## Exercise inputs
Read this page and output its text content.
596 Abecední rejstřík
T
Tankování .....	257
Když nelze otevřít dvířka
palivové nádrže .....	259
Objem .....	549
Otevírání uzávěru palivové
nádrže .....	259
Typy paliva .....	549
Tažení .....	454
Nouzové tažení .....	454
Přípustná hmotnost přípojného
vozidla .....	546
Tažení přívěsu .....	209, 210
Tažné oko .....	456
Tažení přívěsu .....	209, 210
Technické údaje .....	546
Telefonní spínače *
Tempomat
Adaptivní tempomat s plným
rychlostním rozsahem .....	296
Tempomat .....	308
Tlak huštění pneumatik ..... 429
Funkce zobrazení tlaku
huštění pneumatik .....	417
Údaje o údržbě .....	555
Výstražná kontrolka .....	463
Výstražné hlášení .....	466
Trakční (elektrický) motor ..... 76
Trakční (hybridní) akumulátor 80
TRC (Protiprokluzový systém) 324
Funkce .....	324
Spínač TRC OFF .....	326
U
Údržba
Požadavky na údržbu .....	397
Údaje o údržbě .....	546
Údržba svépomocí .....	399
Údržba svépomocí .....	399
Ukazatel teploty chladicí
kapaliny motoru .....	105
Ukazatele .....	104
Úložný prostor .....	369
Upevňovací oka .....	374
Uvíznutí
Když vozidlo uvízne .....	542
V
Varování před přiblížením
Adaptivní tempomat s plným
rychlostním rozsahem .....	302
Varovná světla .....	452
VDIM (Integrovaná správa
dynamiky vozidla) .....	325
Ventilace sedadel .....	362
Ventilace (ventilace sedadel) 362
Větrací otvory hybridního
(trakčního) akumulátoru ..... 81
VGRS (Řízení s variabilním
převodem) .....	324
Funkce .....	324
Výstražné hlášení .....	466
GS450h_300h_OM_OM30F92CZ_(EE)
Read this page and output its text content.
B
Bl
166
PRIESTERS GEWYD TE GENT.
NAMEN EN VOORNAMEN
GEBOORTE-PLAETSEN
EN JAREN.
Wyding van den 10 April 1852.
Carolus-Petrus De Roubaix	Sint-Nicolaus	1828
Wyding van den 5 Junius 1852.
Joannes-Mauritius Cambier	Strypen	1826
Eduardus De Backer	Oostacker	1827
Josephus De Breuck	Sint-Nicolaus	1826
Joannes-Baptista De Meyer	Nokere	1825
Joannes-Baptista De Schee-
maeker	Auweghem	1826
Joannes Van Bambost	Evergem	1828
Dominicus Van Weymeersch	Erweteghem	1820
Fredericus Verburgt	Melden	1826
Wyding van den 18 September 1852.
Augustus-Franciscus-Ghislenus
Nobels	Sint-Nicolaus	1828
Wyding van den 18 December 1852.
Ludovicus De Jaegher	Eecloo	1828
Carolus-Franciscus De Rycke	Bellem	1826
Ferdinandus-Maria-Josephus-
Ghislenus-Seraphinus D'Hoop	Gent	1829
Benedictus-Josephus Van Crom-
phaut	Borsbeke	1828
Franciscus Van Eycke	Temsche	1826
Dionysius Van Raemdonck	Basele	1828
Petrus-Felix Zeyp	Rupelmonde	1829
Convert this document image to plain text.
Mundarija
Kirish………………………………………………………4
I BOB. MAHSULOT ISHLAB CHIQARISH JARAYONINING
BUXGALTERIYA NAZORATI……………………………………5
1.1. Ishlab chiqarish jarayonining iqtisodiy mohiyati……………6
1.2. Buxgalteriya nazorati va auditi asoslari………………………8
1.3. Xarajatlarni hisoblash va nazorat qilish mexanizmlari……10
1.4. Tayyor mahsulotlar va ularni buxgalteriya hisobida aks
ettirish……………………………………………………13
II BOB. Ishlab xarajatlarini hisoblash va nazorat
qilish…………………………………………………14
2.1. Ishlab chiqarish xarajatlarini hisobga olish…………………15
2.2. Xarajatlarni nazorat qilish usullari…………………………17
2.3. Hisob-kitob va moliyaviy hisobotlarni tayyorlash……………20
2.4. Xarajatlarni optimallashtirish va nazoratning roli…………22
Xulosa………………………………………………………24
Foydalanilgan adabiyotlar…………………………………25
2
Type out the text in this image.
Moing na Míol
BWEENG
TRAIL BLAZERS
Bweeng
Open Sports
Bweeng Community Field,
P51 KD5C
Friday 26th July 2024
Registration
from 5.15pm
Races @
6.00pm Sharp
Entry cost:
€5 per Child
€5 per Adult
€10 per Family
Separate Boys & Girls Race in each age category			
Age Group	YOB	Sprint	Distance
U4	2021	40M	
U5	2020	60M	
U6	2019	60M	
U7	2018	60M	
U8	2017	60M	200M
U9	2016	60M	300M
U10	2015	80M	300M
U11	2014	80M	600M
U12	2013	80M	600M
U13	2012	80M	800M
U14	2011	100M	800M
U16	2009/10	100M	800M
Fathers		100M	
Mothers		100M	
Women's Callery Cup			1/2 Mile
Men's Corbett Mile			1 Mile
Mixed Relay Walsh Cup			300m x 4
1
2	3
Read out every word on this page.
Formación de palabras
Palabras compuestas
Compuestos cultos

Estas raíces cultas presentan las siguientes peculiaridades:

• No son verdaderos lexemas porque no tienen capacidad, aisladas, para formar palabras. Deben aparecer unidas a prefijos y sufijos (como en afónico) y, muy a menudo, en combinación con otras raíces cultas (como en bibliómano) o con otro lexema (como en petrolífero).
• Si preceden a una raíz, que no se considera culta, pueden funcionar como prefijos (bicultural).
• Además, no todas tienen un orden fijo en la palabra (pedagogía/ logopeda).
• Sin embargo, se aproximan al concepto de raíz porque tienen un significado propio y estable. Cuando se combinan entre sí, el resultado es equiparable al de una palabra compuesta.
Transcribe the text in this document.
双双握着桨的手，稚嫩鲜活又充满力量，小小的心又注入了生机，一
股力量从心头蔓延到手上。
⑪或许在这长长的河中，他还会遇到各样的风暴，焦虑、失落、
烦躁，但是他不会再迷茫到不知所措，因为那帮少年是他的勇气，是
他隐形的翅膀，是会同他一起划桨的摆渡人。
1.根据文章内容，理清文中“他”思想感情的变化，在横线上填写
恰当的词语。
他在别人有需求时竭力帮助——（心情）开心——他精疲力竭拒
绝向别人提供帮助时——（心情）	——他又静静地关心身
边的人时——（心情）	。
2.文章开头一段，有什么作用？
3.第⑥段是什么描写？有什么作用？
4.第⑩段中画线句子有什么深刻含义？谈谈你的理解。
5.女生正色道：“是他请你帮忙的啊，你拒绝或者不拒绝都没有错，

## Exercise aim
Repeat every record, exactly as written.

## Result
Read this page and output its text content.
596 Abecední rejstřík
T
Tankování .....	257
Když nelze otevřít dvířka
palivové nádrže .....	259
Objem .....	549
Otevírání uzávěru palivové
nádrže .....	259
Typy paliva .....	549
Tažení .....	454
Nouzové tažení .....	454
Přípustná hmotnost přípojného
vozidla .....	546
Tažení přívěsu .....	209, 210
Tažné oko .....	456
Tažení přívěsu .....	209, 210
Technické údaje .....	546
Telefonní spínače *
Tempomat
Adaptivní tempomat s plným
rychlostním rozsahem .....	296
Tempomat .....	308
Tlak huštění pneumatik ..... 429
Funkce zobrazení tlaku
huštění pneumatik .....	417
Údaje o údržbě .....	555
Výstražná kontrolka .....	463
Výstražné hlášení .....	466
Trakční (elektrický) motor ..... 76
Trakční (hybridní) akumulátor 80
TRC (Protiprokluzový systém) 324
Funkce .....	324
Spínač TRC OFF .....	326
U
Údržba
Požadavky na údržbu .....	397
Údaje o údržbě .....	546
Údržba svépomocí .....	399
Údržba svépomocí .....	399
Ukazatel teploty chladicí
kapaliny motoru .....	105
Ukazatele .....	104
Úložný prostor .....	369
Upevňovací oka .....	374
Uvíznutí
Když vozidlo uvízne .....	542
V
Varování před přiblížením
Adaptivní tempomat s plným
rychlostním rozsahem .....	302
Varovná světla .....	452
VDIM (Integrovaná správa
dynamiky vozidla) .....	325
Ventilace sedadel .....	362
Ventilace (ventilace sedadel) 362
Větrací otvory hybridního
(trakčního) akumulátoru ..... 81
VGRS (Řízení s variabilním
převodem) .....	324
Funkce .....	324
Výstražné hlášení .....	466
GS450h_300h_OM_OM30F92CZ_(EE)
Read this page and output its text content.
B
Bl
166
PRIESTERS GEWYD TE GENT.
NAMEN EN VOORNAMEN
GEBOORTE-PLAETSEN
EN JAREN.
Wyding van den 10 April 1852.
Carolus-Petrus De Roubaix	Sint-Nicolaus	1828
Wyding van den 5 Junius 1852.
Joannes-Mauritius Cambier	Strypen	1826
Eduardus De Backer	Oostacker	1827
Josephus De Breuck	Sint-Nicolaus	1826
Joannes-Baptista De Meyer	Nokere	1825
Joannes-Baptista De Schee-
maeker	Auweghem	1826
Joannes Van Bambost	Evergem	1828
Dominicus Van Weymeersch	Erweteghem	1820
Fredericus Verburgt	Melden	1826
Wyding van den 18 September 1852.
Augustus-Franciscus-Ghislenus
Nobels	Sint-Nicolaus	1828
Wyding van den 18 December 1852.
Ludovicus De Jaegher	Eecloo	1828
Carolus-Franciscus De Rycke	Bellem	1826
Ferdinandus-Maria-Josephus-
Ghislenus-Seraphinus D'Hoop	Gent	1829
Benedictus-Josephus Van Crom-
phaut	Borsbeke	1828
Franciscus Van Eycke	Temsche	1826
Dionysius Van Raemdonck	Basele	1828
Petrus-Felix Zeyp	Rupelmonde	1829
Convert this document image to plain text.
Mundarija
Kirish………………………………………………………4
I BOB. MAHSULOT ISHLAB CHIQARISH JARAYONINING
BUXGALTERIYA NAZORATI……………………………………5
1.1. Ishlab chiqarish jarayonining iqtisodiy mohiyati……………6
1.2. Buxgalteriya nazorati va auditi asoslari………………………8
1.3. Xarajatlarni hisoblash va nazorat qilish mexanizmlari……10
1.4. Tayyor mahsulotlar va ularni buxgalteriya hisobida aks
ettirish……………………………………………………13
II BOB. Ishlab xarajatlarini hisoblash va nazorat
qilish…………………………………………………14
2.1. Ishlab chiqarish xarajatlarini hisobga olish…………………15
2.2. Xarajatlarni nazorat qilish usullari…………………………17
2.3. Hisob-kitob va moliyaviy hisobotlarni tayyorlash……………20
2.4. Xarajatlarni optimallashtirish va nazoratning roli…………22
Xulosa………………………………………………………24
Foydalanilgan adabiyotlar…………………………………25
2
Type out the text in this image.
Moing na Míol
BWEENG
TRAIL BLAZERS
Bweeng
Open Sports
Bweeng Community Field,
P51 KD5C
Friday 26th July 2024
Registration
from 5.15pm
Races @
6.00pm Sharp
Entry cost:
€5 per Child
€5 per Adult
€10 per Family
Separate Boys & Girls Race in each age category			
Age Group	YOB	Sprint	Distance
U4	2021	40M	
U5	2020	60M	
U6	2019	60M	
U7	2018	60M	
U8	2017	60M	200M
U9	2016	60M	300M
U10	2015	80M	300M
U11	2014	80M	600M
U12	2013	80M	600M
U13	2012	80M	800M
U14	2011	100M	800M
U16	2009/10	100M	800M
Fathers		100M	
Mothers		100M	
Women's Callery Cup			1/2 Mile
Men's Corbett Mile			1 Mile
Mixed Relay Walsh Cup			300m x 4
1
2	3
Read out every word on this page.
Formación de palabras
Palabras compuestas
Compuestos cultos

Estas raíces cultas presentan las siguientes peculiaridades:

• No son verdaderos lexemas porque no tienen capacidad, aisladas, para formar palabras. Deben aparecer unidas a prefijos y sufijos (como en afónico) y, muy a menudo, en combinación con otras raíces cultas (como en bibliómano) o con otro lexema (como en petrolífero).
• Si preceden a una raíz, que no se considera culta, pueden funcionar como prefijos (bicultural).
• Además, no todas tienen un orden fijo en la palabra (pedagogía/ logopeda).
• Sin embargo, se aproximan al concepto de raíz porque tienen un significado propio y estable. Cuando se combinan entre sí, el resultado es equiparable al de una palabra compuesta.
Transcribe the text in this document.
双双握着桨的手，稚嫩鲜活又充满力量，小小的心又注入了生机，一
股力量从心头蔓延到手上。
⑪或许在这长长的河中，他还会遇到各样的风暴，焦虑、失落、
烦躁，但是他不会再迷茫到不知所措，因为那帮少年是他的勇气，是
他隐形的翅膀，是会同他一起划桨的摆渡人。
1.根据文章内容，理清文中“他”思想感情的变化，在横线上填写
恰当的词语。
他在别人有需求时竭力帮助——（心情）开心——他精疲力竭拒
绝向别人提供帮助时——（心情）	——他又静静地关心身
边的人时——（心情）	。
2.文章开头一段，有什么作用？
3.第⑥段是什么描写？有什么作用？
4.第⑩段中画线句子有什么深刻含义？谈谈你的理解。
5.女生正色道：“是他请你帮忙的啊，你拒绝或者不拒绝都没有错，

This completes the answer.